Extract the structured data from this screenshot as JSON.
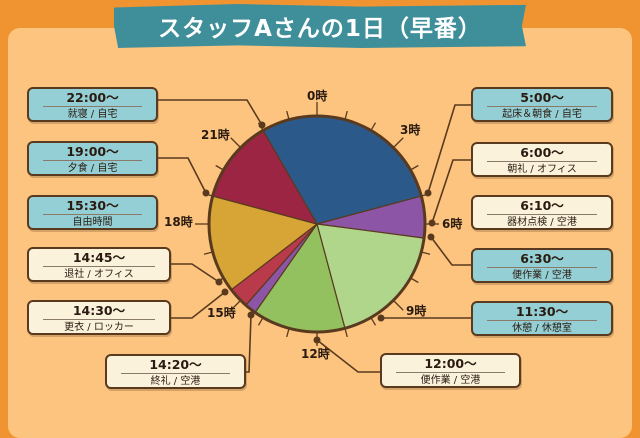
{
  "title": "スタッフAさんの1日（早番）",
  "chart_data": {
    "type": "pie",
    "clock": "24h",
    "hour_labels": [
      "0時",
      "3時",
      "6時",
      "9時",
      "12時",
      "15時",
      "18時",
      "21時"
    ],
    "segments": [
      {
        "start": 22,
        "end": 29,
        "color": "#2b5a8a"
      },
      {
        "start": 5,
        "end": 6.5,
        "color": "#8c55a6"
      },
      {
        "start": 6.5,
        "end": 11,
        "color": "#b0d68b"
      },
      {
        "start": 11,
        "end": 14.333,
        "color": "#94c15f"
      },
      {
        "start": 14.333,
        "end": 14.75,
        "color": "#8c55a6"
      },
      {
        "start": 14.75,
        "end": 15.5,
        "color": "#b83a4b"
      },
      {
        "start": 15.5,
        "end": 19,
        "color": "#d6a535"
      },
      {
        "start": 19,
        "end": 22,
        "color": "#9b2542"
      }
    ]
  },
  "schedule": [
    {
      "time": "22:00〜",
      "desc": "就寝 / 自宅"
    },
    {
      "time": "19:00〜",
      "desc": "夕食 / 自宅"
    },
    {
      "time": "15:30〜",
      "desc": "自由時間"
    },
    {
      "time": "14:45〜",
      "desc": "退社 / オフィス"
    },
    {
      "time": "14:30〜",
      "desc": "更衣 / ロッカー"
    },
    {
      "time": "14:20〜",
      "desc": "終礼 / 空港"
    },
    {
      "time": "5:00〜",
      "desc": "起床＆朝食 / 自宅"
    },
    {
      "time": "6:00〜",
      "desc": "朝礼 / オフィス"
    },
    {
      "time": "6:10〜",
      "desc": "器材点検 / 空港"
    },
    {
      "time": "6:30〜",
      "desc": "便作業 / 空港"
    },
    {
      "time": "11:30〜",
      "desc": "休憩 / 休憩室"
    },
    {
      "time": "12:00〜",
      "desc": "便作業 / 空港"
    }
  ]
}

◆ **Written request**
Leave out the pictures and give the listing above again exactly.

◆ **Worked answer**
Extract the structured data from this screenshot as JSON.
{
  "title": "スタッフAさんの1日（早番）",
  "chart_data": {
    "type": "pie",
    "clock": "24h",
    "hour_labels": [
      "0時",
      "3時",
      "6時",
      "9時",
      "12時",
      "15時",
      "18時",
      "21時"
    ],
    "segments": [
      {
        "start": 22,
        "end": 29,
        "color": "#2b5a8a"
      },
      {
        "start": 5,
        "end": 6.5,
        "color": "#8c55a6"
      },
      {
        "start": 6.5,
        "end": 11,
        "color": "#b0d68b"
      },
      {
        "start": 11,
        "end": 14.333,
        "color": "#94c15f"
      },
      {
        "start": 14.333,
        "end": 14.75,
        "color": "#8c55a6"
      },
      {
        "start": 14.75,
        "end": 15.5,
        "color": "#b83a4b"
      },
      {
        "start": 15.5,
        "end": 19,
        "color": "#d6a535"
      },
      {
        "start": 19,
        "end": 22,
        "color": "#9b2542"
      }
    ]
  },
  "schedule": [
    {
      "time": "22:00〜",
      "desc": "就寝 / 自宅"
    },
    {
      "time": "19:00〜",
      "desc": "夕食 / 自宅"
    },
    {
      "time": "15:30〜",
      "desc": "自由時間"
    },
    {
      "time": "14:45〜",
      "desc": "退社 / オフィス"
    },
    {
      "time": "14:30〜",
      "desc": "更衣 / ロッカー"
    },
    {
      "time": "14:20〜",
      "desc": "終礼 / 空港"
    },
    {
      "time": "5:00〜",
      "desc": "起床＆朝食 / 自宅"
    },
    {
      "time": "6:00〜",
      "desc": "朝礼 / オフィス"
    },
    {
      "time": "6:10〜",
      "desc": "器材点検 / 空港"
    },
    {
      "time": "6:30〜",
      "desc": "便作業 / 空港"
    },
    {
      "time": "11:30〜",
      "desc": "休憩 / 休憩室"
    },
    {
      "time": "12:00〜",
      "desc": "便作業 / 空港"
    }
  ]
}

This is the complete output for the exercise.